# [Instructions to follow]
Copy each line with the word "SRMTID" in it.

::: Material for this exercise :::

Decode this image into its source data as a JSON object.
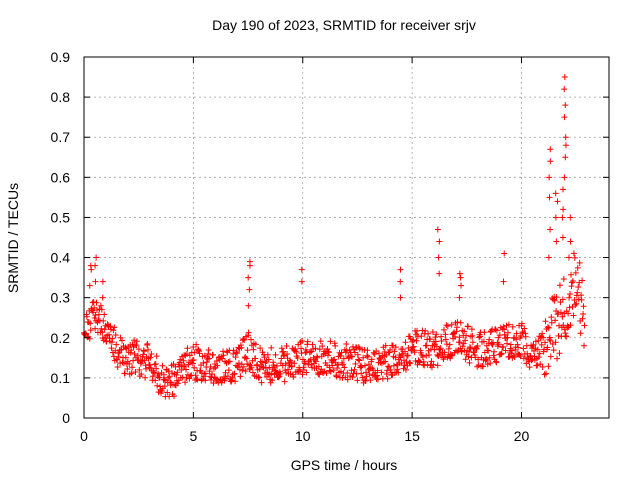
{
  "chart_data": {
    "type": "scatter",
    "title": "Day 190 of 2023, SRMTID for receiver srjv",
    "xlabel": "GPS time / hours",
    "ylabel": "SRMTID / TECUs",
    "xlim": [
      0,
      24
    ],
    "ylim": [
      0,
      0.9
    ],
    "xticks": [
      0,
      5,
      10,
      15,
      20
    ],
    "yticks": [
      0,
      0.1,
      0.2,
      0.3,
      0.4,
      0.5,
      0.6,
      0.7,
      0.8,
      0.9
    ],
    "xtick_labels": [
      "0",
      "5",
      "10",
      "15",
      "20"
    ],
    "ytick_labels": [
      "0",
      "0.1",
      "0.2",
      "0.3",
      "0.4",
      "0.5",
      "0.6",
      "0.7",
      "0.8",
      "0.9"
    ],
    "grid": true,
    "marker": "plus",
    "series": [
      {
        "name": "SRMTID",
        "color": "#ff0000",
        "profile": {
          "x": [
            0,
            0.3,
            0.6,
            1.0,
            1.5,
            2.0,
            2.5,
            3.0,
            3.5,
            4.0,
            4.5,
            5.0,
            6.0,
            7.0,
            7.5,
            8.0,
            9.0,
            10.0,
            11.0,
            12.0,
            13.0,
            14.0,
            14.5,
            15.0,
            16.0,
            17.0,
            18.0,
            19.0,
            20.0,
            20.5,
            21.0,
            21.5,
            22.0,
            22.5,
            22.9
          ],
          "y": [
            0.2,
            0.24,
            0.26,
            0.22,
            0.17,
            0.15,
            0.15,
            0.14,
            0.1,
            0.09,
            0.12,
            0.14,
            0.13,
            0.13,
            0.17,
            0.13,
            0.13,
            0.15,
            0.15,
            0.14,
            0.13,
            0.14,
            0.13,
            0.18,
            0.17,
            0.2,
            0.17,
            0.18,
            0.2,
            0.15,
            0.17,
            0.22,
            0.28,
            0.35,
            0.22
          ]
        },
        "spikes": [
          {
            "x": 0.3,
            "values": [
              0.33,
              0.37,
              0.38
            ]
          },
          {
            "x": 0.55,
            "values": [
              0.34,
              0.38,
              0.4
            ]
          },
          {
            "x": 0.9,
            "values": [
              0.3,
              0.34
            ]
          },
          {
            "x": 7.55,
            "values": [
              0.28,
              0.32,
              0.35,
              0.38,
              0.39
            ]
          },
          {
            "x": 10.0,
            "values": [
              0.34,
              0.37
            ]
          },
          {
            "x": 14.5,
            "values": [
              0.3,
              0.34,
              0.37
            ]
          },
          {
            "x": 16.2,
            "values": [
              0.36,
              0.4,
              0.44,
              0.47
            ]
          },
          {
            "x": 17.2,
            "values": [
              0.3,
              0.33,
              0.35,
              0.36
            ]
          },
          {
            "x": 19.2,
            "values": [
              0.34,
              0.41
            ]
          },
          {
            "x": 21.3,
            "values": [
              0.4,
              0.47,
              0.55,
              0.6,
              0.64,
              0.67
            ]
          },
          {
            "x": 21.6,
            "values": [
              0.44,
              0.5,
              0.54,
              0.56
            ]
          },
          {
            "x": 21.9,
            "values": [
              0.45,
              0.5,
              0.52,
              0.57
            ]
          },
          {
            "x": 22.0,
            "values": [
              0.6,
              0.65,
              0.68,
              0.7,
              0.75,
              0.78,
              0.82,
              0.85
            ]
          },
          {
            "x": 22.2,
            "values": [
              0.4,
              0.44,
              0.5
            ]
          }
        ]
      }
    ]
  }
}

:::

# [Solution to this task]
    "title": "Day 190 of 2023, SRMTID for receiver srjv",
    "ylabel": "SRMTID / TECUs",
        "name": "SRMTID",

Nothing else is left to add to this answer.